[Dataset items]

⁂

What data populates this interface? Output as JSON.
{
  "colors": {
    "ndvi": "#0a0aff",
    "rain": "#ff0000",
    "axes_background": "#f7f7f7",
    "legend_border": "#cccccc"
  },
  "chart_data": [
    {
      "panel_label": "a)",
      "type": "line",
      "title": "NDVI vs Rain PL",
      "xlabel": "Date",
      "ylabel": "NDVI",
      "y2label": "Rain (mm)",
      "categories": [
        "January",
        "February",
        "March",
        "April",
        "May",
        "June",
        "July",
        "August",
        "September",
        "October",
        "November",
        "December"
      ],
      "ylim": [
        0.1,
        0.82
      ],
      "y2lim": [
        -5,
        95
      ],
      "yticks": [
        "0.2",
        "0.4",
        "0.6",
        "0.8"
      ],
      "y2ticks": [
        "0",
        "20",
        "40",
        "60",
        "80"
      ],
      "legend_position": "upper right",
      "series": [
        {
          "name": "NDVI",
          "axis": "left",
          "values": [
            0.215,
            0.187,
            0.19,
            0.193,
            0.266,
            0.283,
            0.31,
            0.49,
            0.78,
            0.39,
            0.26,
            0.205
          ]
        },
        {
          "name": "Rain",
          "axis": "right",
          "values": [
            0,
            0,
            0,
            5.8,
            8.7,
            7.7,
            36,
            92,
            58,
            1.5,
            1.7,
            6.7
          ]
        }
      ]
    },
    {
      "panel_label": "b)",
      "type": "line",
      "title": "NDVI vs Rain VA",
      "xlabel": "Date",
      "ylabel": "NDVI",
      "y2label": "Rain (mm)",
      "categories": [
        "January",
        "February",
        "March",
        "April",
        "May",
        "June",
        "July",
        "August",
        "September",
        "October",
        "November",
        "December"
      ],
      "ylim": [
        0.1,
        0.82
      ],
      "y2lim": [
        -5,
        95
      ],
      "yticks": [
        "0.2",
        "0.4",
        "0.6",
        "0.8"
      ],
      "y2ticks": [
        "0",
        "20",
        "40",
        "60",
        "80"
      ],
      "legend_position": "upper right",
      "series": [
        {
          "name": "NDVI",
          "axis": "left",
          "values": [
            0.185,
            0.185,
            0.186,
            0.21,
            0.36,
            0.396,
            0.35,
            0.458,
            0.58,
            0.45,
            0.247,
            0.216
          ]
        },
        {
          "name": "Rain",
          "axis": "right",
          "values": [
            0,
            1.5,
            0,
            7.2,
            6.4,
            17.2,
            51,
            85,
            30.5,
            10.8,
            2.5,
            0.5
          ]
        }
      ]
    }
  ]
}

⁂

- STATED EXERCISE
Each record above must be given again exactly.

- OUTPUT BELOW
What data populates this interface? Output as JSON.
{
  "colors": {
    "ndvi": "#0a0aff",
    "rain": "#ff0000",
    "axes_background": "#f7f7f7",
    "legend_border": "#cccccc"
  },
  "chart_data": [
    {
      "panel_label": "a)",
      "type": "line",
      "title": "NDVI vs Rain PL",
      "xlabel": "Date",
      "ylabel": "NDVI",
      "y2label": "Rain (mm)",
      "categories": [
        "January",
        "February",
        "March",
        "April",
        "May",
        "June",
        "July",
        "August",
        "September",
        "October",
        "November",
        "December"
      ],
      "ylim": [
        0.1,
        0.82
      ],
      "y2lim": [
        -5,
        95
      ],
      "yticks": [
        "0.2",
        "0.4",
        "0.6",
        "0.8"
      ],
      "y2ticks": [
        "0",
        "20",
        "40",
        "60",
        "80"
      ],
      "legend_position": "upper right",
      "series": [
        {
          "name": "NDVI",
          "axis": "left",
          "values": [
            0.215,
            0.187,
            0.19,
            0.193,
            0.266,
            0.283,
            0.31,
            0.49,
            0.78,
            0.39,
            0.26,
            0.205
          ]
        },
        {
          "name": "Rain",
          "axis": "right",
          "values": [
            0,
            0,
            0,
            5.8,
            8.7,
            7.7,
            36,
            92,
            58,
            1.5,
            1.7,
            6.7
          ]
        }
      ]
    },
    {
      "panel_label": "b)",
      "type": "line",
      "title": "NDVI vs Rain VA",
      "xlabel": "Date",
      "ylabel": "NDVI",
      "y2label": "Rain (mm)",
      "categories": [
        "January",
        "February",
        "March",
        "April",
        "May",
        "June",
        "July",
        "August",
        "September",
        "October",
        "November",
        "December"
      ],
      "ylim": [
        0.1,
        0.82
      ],
      "y2lim": [
        -5,
        95
      ],
      "yticks": [
        "0.2",
        "0.4",
        "0.6",
        "0.8"
      ],
      "y2ticks": [
        "0",
        "20",
        "40",
        "60",
        "80"
      ],
      "legend_position": "upper right",
      "series": [
        {
          "name": "NDVI",
          "axis": "left",
          "values": [
            0.185,
            0.185,
            0.186,
            0.21,
            0.36,
            0.396,
            0.35,
            0.458,
            0.58,
            0.45,
            0.247,
            0.216
          ]
        },
        {
          "name": "Rain",
          "axis": "right",
          "values": [
            0,
            1.5,
            0,
            7.2,
            6.4,
            17.2,
            51,
            85,
            30.5,
            10.8,
            2.5,
            0.5
          ]
        }
      ]
    }
  ]
}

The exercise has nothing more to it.